**TASK TO CARRY OUT**
Copy out the complete listing, word for word.

**THE RECORDS**

════════════════════

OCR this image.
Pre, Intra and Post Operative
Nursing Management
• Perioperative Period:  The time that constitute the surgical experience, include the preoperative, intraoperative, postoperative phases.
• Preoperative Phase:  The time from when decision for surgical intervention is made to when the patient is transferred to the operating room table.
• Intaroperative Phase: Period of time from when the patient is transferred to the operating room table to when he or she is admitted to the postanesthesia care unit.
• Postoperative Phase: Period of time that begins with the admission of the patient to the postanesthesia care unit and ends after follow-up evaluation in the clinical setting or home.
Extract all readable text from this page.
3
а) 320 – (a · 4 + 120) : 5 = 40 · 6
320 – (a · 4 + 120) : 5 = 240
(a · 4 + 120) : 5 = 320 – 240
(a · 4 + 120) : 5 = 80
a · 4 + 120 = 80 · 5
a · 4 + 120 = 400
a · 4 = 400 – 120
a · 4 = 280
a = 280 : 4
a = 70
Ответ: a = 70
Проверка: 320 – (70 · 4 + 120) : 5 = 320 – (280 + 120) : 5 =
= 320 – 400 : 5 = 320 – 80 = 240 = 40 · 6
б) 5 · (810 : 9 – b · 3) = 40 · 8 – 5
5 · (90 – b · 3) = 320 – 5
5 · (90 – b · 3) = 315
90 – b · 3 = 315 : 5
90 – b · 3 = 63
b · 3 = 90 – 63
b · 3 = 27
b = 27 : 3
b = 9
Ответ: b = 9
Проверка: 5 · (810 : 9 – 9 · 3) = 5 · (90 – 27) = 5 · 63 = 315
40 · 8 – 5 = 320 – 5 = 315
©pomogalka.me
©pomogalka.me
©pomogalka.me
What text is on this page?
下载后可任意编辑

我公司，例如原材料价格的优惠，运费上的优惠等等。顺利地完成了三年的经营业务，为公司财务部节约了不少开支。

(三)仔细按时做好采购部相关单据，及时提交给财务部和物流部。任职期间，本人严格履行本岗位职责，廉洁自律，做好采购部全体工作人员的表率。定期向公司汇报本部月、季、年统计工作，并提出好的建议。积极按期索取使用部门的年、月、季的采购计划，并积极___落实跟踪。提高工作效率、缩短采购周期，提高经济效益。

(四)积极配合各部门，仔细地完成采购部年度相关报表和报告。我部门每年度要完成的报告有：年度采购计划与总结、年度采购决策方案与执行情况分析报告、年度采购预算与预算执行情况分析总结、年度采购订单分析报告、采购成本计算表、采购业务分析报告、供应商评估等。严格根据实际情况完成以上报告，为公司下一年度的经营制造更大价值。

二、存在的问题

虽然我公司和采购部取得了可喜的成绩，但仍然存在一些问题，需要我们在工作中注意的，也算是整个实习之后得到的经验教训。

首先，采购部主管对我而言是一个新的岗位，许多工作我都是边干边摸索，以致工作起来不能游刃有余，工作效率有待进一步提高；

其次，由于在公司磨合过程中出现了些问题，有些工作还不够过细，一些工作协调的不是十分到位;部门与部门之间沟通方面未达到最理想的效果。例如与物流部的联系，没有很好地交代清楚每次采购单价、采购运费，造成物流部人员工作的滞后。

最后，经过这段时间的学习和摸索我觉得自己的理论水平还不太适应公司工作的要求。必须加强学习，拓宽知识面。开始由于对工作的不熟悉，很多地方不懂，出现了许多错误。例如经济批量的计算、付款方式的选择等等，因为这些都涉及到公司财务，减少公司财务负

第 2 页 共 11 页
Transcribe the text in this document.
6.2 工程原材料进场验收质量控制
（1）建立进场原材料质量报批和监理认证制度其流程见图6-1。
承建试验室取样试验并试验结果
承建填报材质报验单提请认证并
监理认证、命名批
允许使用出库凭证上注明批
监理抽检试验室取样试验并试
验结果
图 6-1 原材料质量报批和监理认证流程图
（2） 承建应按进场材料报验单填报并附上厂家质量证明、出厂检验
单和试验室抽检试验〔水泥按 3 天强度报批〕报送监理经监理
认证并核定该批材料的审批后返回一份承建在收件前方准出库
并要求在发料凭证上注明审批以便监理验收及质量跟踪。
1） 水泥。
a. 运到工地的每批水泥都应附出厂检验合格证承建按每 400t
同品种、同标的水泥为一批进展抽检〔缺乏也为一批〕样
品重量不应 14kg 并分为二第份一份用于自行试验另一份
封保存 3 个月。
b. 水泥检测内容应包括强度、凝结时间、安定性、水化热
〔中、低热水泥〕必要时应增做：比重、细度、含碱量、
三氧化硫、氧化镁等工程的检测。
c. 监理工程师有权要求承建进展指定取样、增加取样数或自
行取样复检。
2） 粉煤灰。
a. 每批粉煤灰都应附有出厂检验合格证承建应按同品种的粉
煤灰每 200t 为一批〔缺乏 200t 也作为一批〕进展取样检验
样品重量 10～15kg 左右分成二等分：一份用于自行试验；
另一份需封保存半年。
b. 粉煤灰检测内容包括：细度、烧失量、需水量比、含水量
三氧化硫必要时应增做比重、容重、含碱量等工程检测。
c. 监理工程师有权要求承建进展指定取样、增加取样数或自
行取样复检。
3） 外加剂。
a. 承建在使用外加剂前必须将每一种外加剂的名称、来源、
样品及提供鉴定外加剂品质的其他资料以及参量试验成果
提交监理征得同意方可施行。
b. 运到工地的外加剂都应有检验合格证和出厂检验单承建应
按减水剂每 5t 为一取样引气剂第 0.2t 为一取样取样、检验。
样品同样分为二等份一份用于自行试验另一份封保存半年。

════════════════════

**ANSWER TO THE EXERCISE**
OCR this image.
Pre, Intra and Post Operative
Nursing Management
• Perioperative Period:  The time that constitute the surgical experience, include the preoperative, intraoperative, postoperative phases.
• Preoperative Phase:  The time from when decision for surgical intervention is made to when the patient is transferred to the operating room table.
• Intaroperative Phase: Period of time from when the patient is transferred to the operating room table to when he or she is admitted to the postanesthesia care unit.
• Postoperative Phase: Period of time that begins with the admission of the patient to the postanesthesia care unit and ends after follow-up evaluation in the clinical setting or home.
Extract all readable text from this page.
3
а) 320 – (a · 4 + 120) : 5 = 40 · 6
320 – (a · 4 + 120) : 5 = 240
(a · 4 + 120) : 5 = 320 – 240
(a · 4 + 120) : 5 = 80
a · 4 + 120 = 80 · 5
a · 4 + 120 = 400
a · 4 = 400 – 120
a · 4 = 280
a = 280 : 4
a = 70
Ответ: a = 70
Проверка: 320 – (70 · 4 + 120) : 5 = 320 – (280 + 120) : 5 =
= 320 – 400 : 5 = 320 – 80 = 240 = 40 · 6
б) 5 · (810 : 9 – b · 3) = 40 · 8 – 5
5 · (90 – b · 3) = 320 – 5
5 · (90 – b · 3) = 315
90 – b · 3 = 315 : 5
90 – b · 3 = 63
b · 3 = 90 – 63
b · 3 = 27
b = 27 : 3
b = 9
Ответ: b = 9
Проверка: 5 · (810 : 9 – 9 · 3) = 5 · (90 – 27) = 5 · 63 = 315
40 · 8 – 5 = 320 – 5 = 315
©pomogalka.me
©pomogalka.me
©pomogalka.me
What text is on this page?
下载后可任意编辑

我公司，例如原材料价格的优惠，运费上的优惠等等。顺利地完成了三年的经营业务，为公司财务部节约了不少开支。

(三)仔细按时做好采购部相关单据，及时提交给财务部和物流部。任职期间，本人严格履行本岗位职责，廉洁自律，做好采购部全体工作人员的表率。定期向公司汇报本部月、季、年统计工作，并提出好的建议。积极按期索取使用部门的年、月、季的采购计划，并积极___落实跟踪。提高工作效率、缩短采购周期，提高经济效益。

(四)积极配合各部门，仔细地完成采购部年度相关报表和报告。我部门每年度要完成的报告有：年度采购计划与总结、年度采购决策方案与执行情况分析报告、年度采购预算与预算执行情况分析总结、年度采购订单分析报告、采购成本计算表、采购业务分析报告、供应商评估等。严格根据实际情况完成以上报告，为公司下一年度的经营制造更大价值。

二、存在的问题

虽然我公司和采购部取得了可喜的成绩，但仍然存在一些问题，需要我们在工作中注意的，也算是整个实习之后得到的经验教训。

首先，采购部主管对我而言是一个新的岗位，许多工作我都是边干边摸索，以致工作起来不能游刃有余，工作效率有待进一步提高；

其次，由于在公司磨合过程中出现了些问题，有些工作还不够过细，一些工作协调的不是十分到位;部门与部门之间沟通方面未达到最理想的效果。例如与物流部的联系，没有很好地交代清楚每次采购单价、采购运费，造成物流部人员工作的滞后。

最后，经过这段时间的学习和摸索我觉得自己的理论水平还不太适应公司工作的要求。必须加强学习，拓宽知识面。开始由于对工作的不熟悉，很多地方不懂，出现了许多错误。例如经济批量的计算、付款方式的选择等等，因为这些都涉及到公司财务，减少公司财务负

第 2 页 共 11 页
Transcribe the text in this document.
6.2 工程原材料进场验收质量控制
（1）建立进场原材料质量报批和监理认证制度其流程见图6-1。
承建试验室取样试验并试验结果
承建填报材质报验单提请认证并
监理认证、命名批
允许使用出库凭证上注明批
监理抽检试验室取样试验并试
验结果
图 6-1 原材料质量报批和监理认证流程图
（2） 承建应按进场材料报验单填报并附上厂家质量证明、出厂检验
单和试验室抽检试验〔水泥按 3 天强度报批〕报送监理经监理
认证并核定该批材料的审批后返回一份承建在收件前方准出库
并要求在发料凭证上注明审批以便监理验收及质量跟踪。
1） 水泥。
a. 运到工地的每批水泥都应附出厂检验合格证承建按每 400t
同品种、同标的水泥为一批进展抽检〔缺乏也为一批〕样
品重量不应 14kg 并分为二第份一份用于自行试验另一份
封保存 3 个月。
b. 水泥检测内容应包括强度、凝结时间、安定性、水化热
〔中、低热水泥〕必要时应增做：比重、细度、含碱量、
三氧化硫、氧化镁等工程的检测。
c. 监理工程师有权要求承建进展指定取样、增加取样数或自
行取样复检。
2） 粉煤灰。
a. 每批粉煤灰都应附有出厂检验合格证承建应按同品种的粉
煤灰每 200t 为一批〔缺乏 200t 也作为一批〕进展取样检验
样品重量 10～15kg 左右分成二等分：一份用于自行试验；
另一份需封保存半年。
b. 粉煤灰检测内容包括：细度、烧失量、需水量比、含水量
三氧化硫必要时应增做比重、容重、含碱量等工程检测。
c. 监理工程师有权要求承建进展指定取样、增加取样数或自
行取样复检。
3） 外加剂。
a. 承建在使用外加剂前必须将每一种外加剂的名称、来源、
样品及提供鉴定外加剂品质的其他资料以及参量试验成果
提交监理征得同意方可施行。
b. 运到工地的外加剂都应有检验合格证和出厂检验单承建应
按减水剂每 5t 为一取样引气剂第 0.2t 为一取样取样、检验。
样品同样分为二等份一份用于自行试验另一份封保存半年。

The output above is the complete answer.